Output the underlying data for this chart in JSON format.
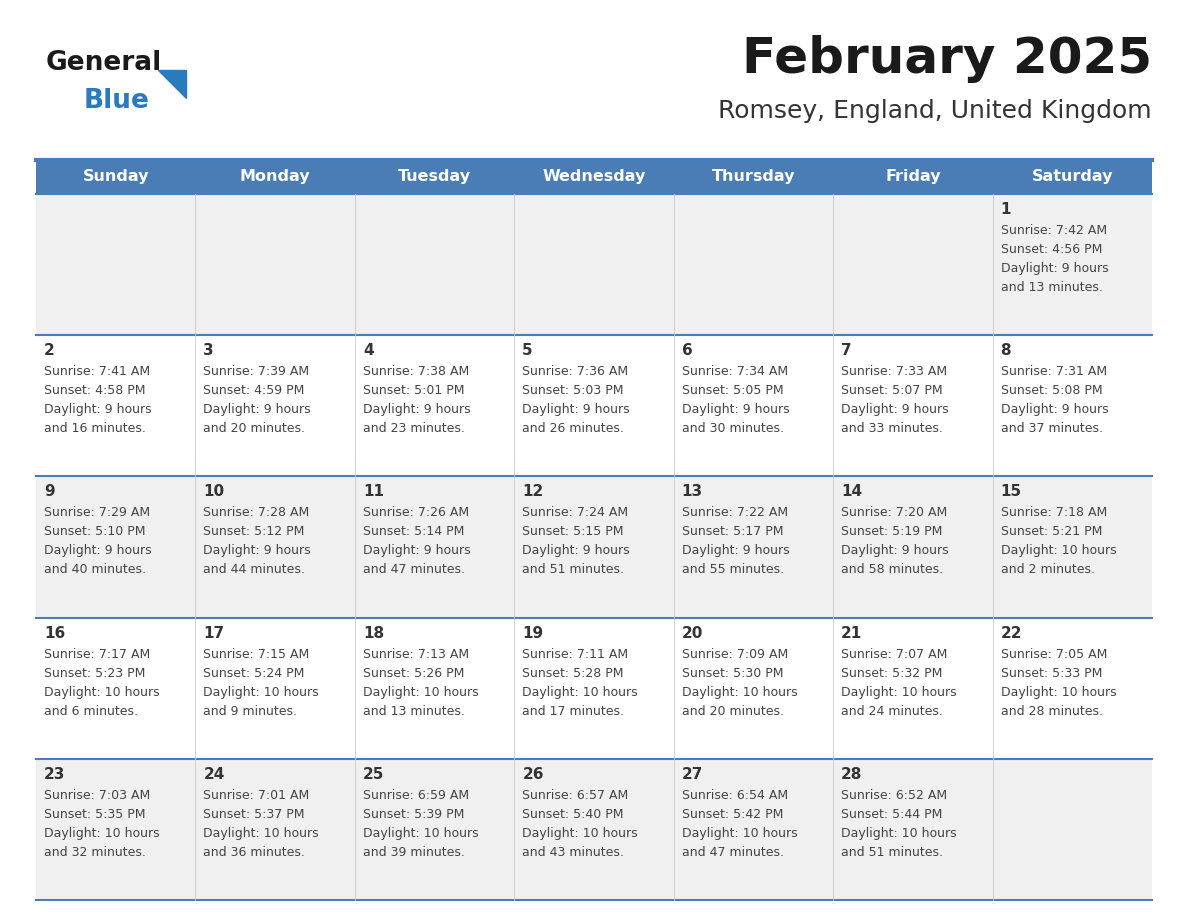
{
  "title": "February 2025",
  "subtitle": "Romsey, England, United Kingdom",
  "days_of_week": [
    "Sunday",
    "Monday",
    "Tuesday",
    "Wednesday",
    "Thursday",
    "Friday",
    "Saturday"
  ],
  "header_bg": "#4a7db5",
  "header_text": "#ffffff",
  "row_bg_odd": "#f0f0f0",
  "row_bg_even": "#ffffff",
  "border_color": "#4a7db5",
  "day_number_color": "#333333",
  "text_color": "#444444",
  "title_color": "#1a1a1a",
  "subtitle_color": "#333333",
  "logo_general_color": "#1a1a1a",
  "logo_blue_color": "#2a7abf",
  "cell_line_color": "#4a7db5",
  "calendar_data": [
    [
      {
        "day": null,
        "info": null
      },
      {
        "day": null,
        "info": null
      },
      {
        "day": null,
        "info": null
      },
      {
        "day": null,
        "info": null
      },
      {
        "day": null,
        "info": null
      },
      {
        "day": null,
        "info": null
      },
      {
        "day": 1,
        "info": "Sunrise: 7:42 AM\nSunset: 4:56 PM\nDaylight: 9 hours\nand 13 minutes."
      }
    ],
    [
      {
        "day": 2,
        "info": "Sunrise: 7:41 AM\nSunset: 4:58 PM\nDaylight: 9 hours\nand 16 minutes."
      },
      {
        "day": 3,
        "info": "Sunrise: 7:39 AM\nSunset: 4:59 PM\nDaylight: 9 hours\nand 20 minutes."
      },
      {
        "day": 4,
        "info": "Sunrise: 7:38 AM\nSunset: 5:01 PM\nDaylight: 9 hours\nand 23 minutes."
      },
      {
        "day": 5,
        "info": "Sunrise: 7:36 AM\nSunset: 5:03 PM\nDaylight: 9 hours\nand 26 minutes."
      },
      {
        "day": 6,
        "info": "Sunrise: 7:34 AM\nSunset: 5:05 PM\nDaylight: 9 hours\nand 30 minutes."
      },
      {
        "day": 7,
        "info": "Sunrise: 7:33 AM\nSunset: 5:07 PM\nDaylight: 9 hours\nand 33 minutes."
      },
      {
        "day": 8,
        "info": "Sunrise: 7:31 AM\nSunset: 5:08 PM\nDaylight: 9 hours\nand 37 minutes."
      }
    ],
    [
      {
        "day": 9,
        "info": "Sunrise: 7:29 AM\nSunset: 5:10 PM\nDaylight: 9 hours\nand 40 minutes."
      },
      {
        "day": 10,
        "info": "Sunrise: 7:28 AM\nSunset: 5:12 PM\nDaylight: 9 hours\nand 44 minutes."
      },
      {
        "day": 11,
        "info": "Sunrise: 7:26 AM\nSunset: 5:14 PM\nDaylight: 9 hours\nand 47 minutes."
      },
      {
        "day": 12,
        "info": "Sunrise: 7:24 AM\nSunset: 5:15 PM\nDaylight: 9 hours\nand 51 minutes."
      },
      {
        "day": 13,
        "info": "Sunrise: 7:22 AM\nSunset: 5:17 PM\nDaylight: 9 hours\nand 55 minutes."
      },
      {
        "day": 14,
        "info": "Sunrise: 7:20 AM\nSunset: 5:19 PM\nDaylight: 9 hours\nand 58 minutes."
      },
      {
        "day": 15,
        "info": "Sunrise: 7:18 AM\nSunset: 5:21 PM\nDaylight: 10 hours\nand 2 minutes."
      }
    ],
    [
      {
        "day": 16,
        "info": "Sunrise: 7:17 AM\nSunset: 5:23 PM\nDaylight: 10 hours\nand 6 minutes."
      },
      {
        "day": 17,
        "info": "Sunrise: 7:15 AM\nSunset: 5:24 PM\nDaylight: 10 hours\nand 9 minutes."
      },
      {
        "day": 18,
        "info": "Sunrise: 7:13 AM\nSunset: 5:26 PM\nDaylight: 10 hours\nand 13 minutes."
      },
      {
        "day": 19,
        "info": "Sunrise: 7:11 AM\nSunset: 5:28 PM\nDaylight: 10 hours\nand 17 minutes."
      },
      {
        "day": 20,
        "info": "Sunrise: 7:09 AM\nSunset: 5:30 PM\nDaylight: 10 hours\nand 20 minutes."
      },
      {
        "day": 21,
        "info": "Sunrise: 7:07 AM\nSunset: 5:32 PM\nDaylight: 10 hours\nand 24 minutes."
      },
      {
        "day": 22,
        "info": "Sunrise: 7:05 AM\nSunset: 5:33 PM\nDaylight: 10 hours\nand 28 minutes."
      }
    ],
    [
      {
        "day": 23,
        "info": "Sunrise: 7:03 AM\nSunset: 5:35 PM\nDaylight: 10 hours\nand 32 minutes."
      },
      {
        "day": 24,
        "info": "Sunrise: 7:01 AM\nSunset: 5:37 PM\nDaylight: 10 hours\nand 36 minutes."
      },
      {
        "day": 25,
        "info": "Sunrise: 6:59 AM\nSunset: 5:39 PM\nDaylight: 10 hours\nand 39 minutes."
      },
      {
        "day": 26,
        "info": "Sunrise: 6:57 AM\nSunset: 5:40 PM\nDaylight: 10 hours\nand 43 minutes."
      },
      {
        "day": 27,
        "info": "Sunrise: 6:54 AM\nSunset: 5:42 PM\nDaylight: 10 hours\nand 47 minutes."
      },
      {
        "day": 28,
        "info": "Sunrise: 6:52 AM\nSunset: 5:44 PM\nDaylight: 10 hours\nand 51 minutes."
      },
      {
        "day": null,
        "info": null
      }
    ]
  ]
}
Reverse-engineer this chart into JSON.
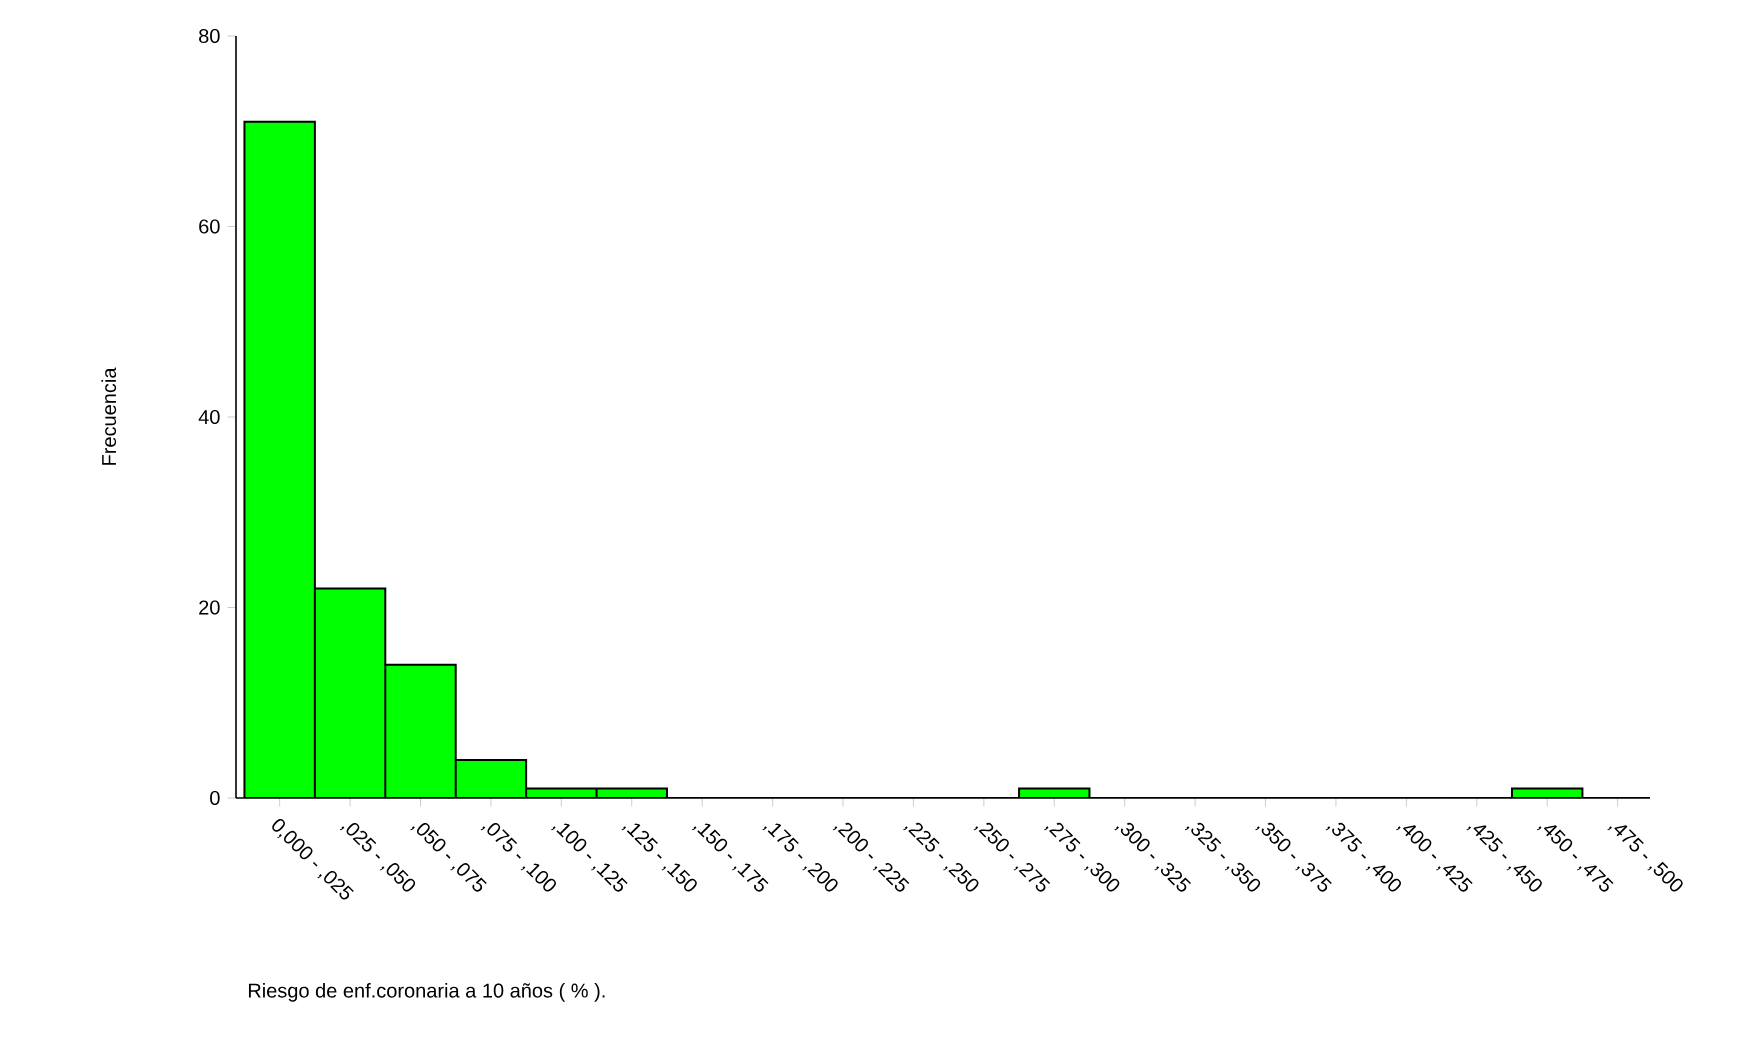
{
  "chart_data": {
    "type": "bar",
    "xlabel": "Riesgo de enf.coronaria a 10 años ( % ).",
    "ylabel": "Frecuencia",
    "categories": [
      "0,000 - ,025",
      ",025 - ,050",
      ",050 - ,075",
      ",075 - ,100",
      ",100 - ,125",
      ",125 - ,150",
      ",150 - ,175",
      ",175 - ,200",
      ",200 - ,225",
      ",225 - ,250",
      ",250 - ,275",
      ",275 - ,300",
      ",300 - ,325",
      ",325 - ,350",
      ",350 - ,375",
      ",375 - ,400",
      ",400 - ,425",
      ",425 - ,450",
      ",450 - ,475",
      ",475 - ,500"
    ],
    "values": [
      71,
      22,
      14,
      4,
      1,
      1,
      0,
      0,
      0,
      0,
      0,
      1,
      0,
      0,
      0,
      0,
      0,
      0,
      1,
      0
    ],
    "color": "#00ff00",
    "ylim": [
      0,
      80
    ],
    "yticks": [
      0,
      20,
      40,
      60,
      80
    ],
    "grid": false
  }
}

**TASK REQUIREMENTS**
Return the listing above in full and without alteration, excluding its pictures.

**SOLUTION FOR THIS TASK**
Output the underlying data for this chart in JSON format.
{
  "title": "February 2025",
  "subtitle": "Romsey, England, United Kingdom",
  "days_of_week": [
    "Sunday",
    "Monday",
    "Tuesday",
    "Wednesday",
    "Thursday",
    "Friday",
    "Saturday"
  ],
  "header_bg": "#4a7db5",
  "header_text": "#ffffff",
  "row_bg_odd": "#f0f0f0",
  "row_bg_even": "#ffffff",
  "border_color": "#4a7db5",
  "day_number_color": "#333333",
  "text_color": "#444444",
  "title_color": "#1a1a1a",
  "subtitle_color": "#333333",
  "logo_general_color": "#1a1a1a",
  "logo_blue_color": "#2a7abf",
  "cell_line_color": "#4a7db5",
  "calendar_data": [
    [
      {
        "day": null,
        "info": null
      },
      {
        "day": null,
        "info": null
      },
      {
        "day": null,
        "info": null
      },
      {
        "day": null,
        "info": null
      },
      {
        "day": null,
        "info": null
      },
      {
        "day": null,
        "info": null
      },
      {
        "day": 1,
        "info": "Sunrise: 7:42 AM\nSunset: 4:56 PM\nDaylight: 9 hours\nand 13 minutes."
      }
    ],
    [
      {
        "day": 2,
        "info": "Sunrise: 7:41 AM\nSunset: 4:58 PM\nDaylight: 9 hours\nand 16 minutes."
      },
      {
        "day": 3,
        "info": "Sunrise: 7:39 AM\nSunset: 4:59 PM\nDaylight: 9 hours\nand 20 minutes."
      },
      {
        "day": 4,
        "info": "Sunrise: 7:38 AM\nSunset: 5:01 PM\nDaylight: 9 hours\nand 23 minutes."
      },
      {
        "day": 5,
        "info": "Sunrise: 7:36 AM\nSunset: 5:03 PM\nDaylight: 9 hours\nand 26 minutes."
      },
      {
        "day": 6,
        "info": "Sunrise: 7:34 AM\nSunset: 5:05 PM\nDaylight: 9 hours\nand 30 minutes."
      },
      {
        "day": 7,
        "info": "Sunrise: 7:33 AM\nSunset: 5:07 PM\nDaylight: 9 hours\nand 33 minutes."
      },
      {
        "day": 8,
        "info": "Sunrise: 7:31 AM\nSunset: 5:08 PM\nDaylight: 9 hours\nand 37 minutes."
      }
    ],
    [
      {
        "day": 9,
        "info": "Sunrise: 7:29 AM\nSunset: 5:10 PM\nDaylight: 9 hours\nand 40 minutes."
      },
      {
        "day": 10,
        "info": "Sunrise: 7:28 AM\nSunset: 5:12 PM\nDaylight: 9 hours\nand 44 minutes."
      },
      {
        "day": 11,
        "info": "Sunrise: 7:26 AM\nSunset: 5:14 PM\nDaylight: 9 hours\nand 47 minutes."
      },
      {
        "day": 12,
        "info": "Sunrise: 7:24 AM\nSunset: 5:15 PM\nDaylight: 9 hours\nand 51 minutes."
      },
      {
        "day": 13,
        "info": "Sunrise: 7:22 AM\nSunset: 5:17 PM\nDaylight: 9 hours\nand 55 minutes."
      },
      {
        "day": 14,
        "info": "Sunrise: 7:20 AM\nSunset: 5:19 PM\nDaylight: 9 hours\nand 58 minutes."
      },
      {
        "day": 15,
        "info": "Sunrise: 7:18 AM\nSunset: 5:21 PM\nDaylight: 10 hours\nand 2 minutes."
      }
    ],
    [
      {
        "day": 16,
        "info": "Sunrise: 7:17 AM\nSunset: 5:23 PM\nDaylight: 10 hours\nand 6 minutes."
      },
      {
        "day": 17,
        "info": "Sunrise: 7:15 AM\nSunset: 5:24 PM\nDaylight: 10 hours\nand 9 minutes."
      },
      {
        "day": 18,
        "info": "Sunrise: 7:13 AM\nSunset: 5:26 PM\nDaylight: 10 hours\nand 13 minutes."
      },
      {
        "day": 19,
        "info": "Sunrise: 7:11 AM\nSunset: 5:28 PM\nDaylight: 10 hours\nand 17 minutes."
      },
      {
        "day": 20,
        "info": "Sunrise: 7:09 AM\nSunset: 5:30 PM\nDaylight: 10 hours\nand 20 minutes."
      },
      {
        "day": 21,
        "info": "Sunrise: 7:07 AM\nSunset: 5:32 PM\nDaylight: 10 hours\nand 24 minutes."
      },
      {
        "day": 22,
        "info": "Sunrise: 7:05 AM\nSunset: 5:33 PM\nDaylight: 10 hours\nand 28 minutes."
      }
    ],
    [
      {
        "day": 23,
        "info": "Sunrise: 7:03 AM\nSunset: 5:35 PM\nDaylight: 10 hours\nand 32 minutes."
      },
      {
        "day": 24,
        "info": "Sunrise: 7:01 AM\nSunset: 5:37 PM\nDaylight: 10 hours\nand 36 minutes."
      },
      {
        "day": 25,
        "info": "Sunrise: 6:59 AM\nSunset: 5:39 PM\nDaylight: 10 hours\nand 39 minutes."
      },
      {
        "day": 26,
        "info": "Sunrise: 6:57 AM\nSunset: 5:40 PM\nDaylight: 10 hours\nand 43 minutes."
      },
      {
        "day": 27,
        "info": "Sunrise: 6:54 AM\nSunset: 5:42 PM\nDaylight: 10 hours\nand 47 minutes."
      },
      {
        "day": 28,
        "info": "Sunrise: 6:52 AM\nSunset: 5:44 PM\nDaylight: 10 hours\nand 51 minutes."
      },
      {
        "day": null,
        "info": null
      }
    ]
  ]
}
Reverse-engineer this chart into JSON.
{
  "chart_data": {
    "type": "bar",
    "xlabel": "Riesgo de enf.coronaria a 10 años ( % ).",
    "ylabel": "Frecuencia",
    "categories": [
      "0,000 - ,025",
      ",025 - ,050",
      ",050 - ,075",
      ",075 - ,100",
      ",100 - ,125",
      ",125 - ,150",
      ",150 - ,175",
      ",175 - ,200",
      ",200 - ,225",
      ",225 - ,250",
      ",250 - ,275",
      ",275 - ,300",
      ",300 - ,325",
      ",325 - ,350",
      ",350 - ,375",
      ",375 - ,400",
      ",400 - ,425",
      ",425 - ,450",
      ",450 - ,475",
      ",475 - ,500"
    ],
    "values": [
      71,
      22,
      14,
      4,
      1,
      1,
      0,
      0,
      0,
      0,
      0,
      1,
      0,
      0,
      0,
      0,
      0,
      0,
      1,
      0
    ],
    "color": "#00ff00",
    "ylim": [
      0,
      80
    ],
    "yticks": [
      0,
      20,
      40,
      60,
      80
    ],
    "grid": false
  }
}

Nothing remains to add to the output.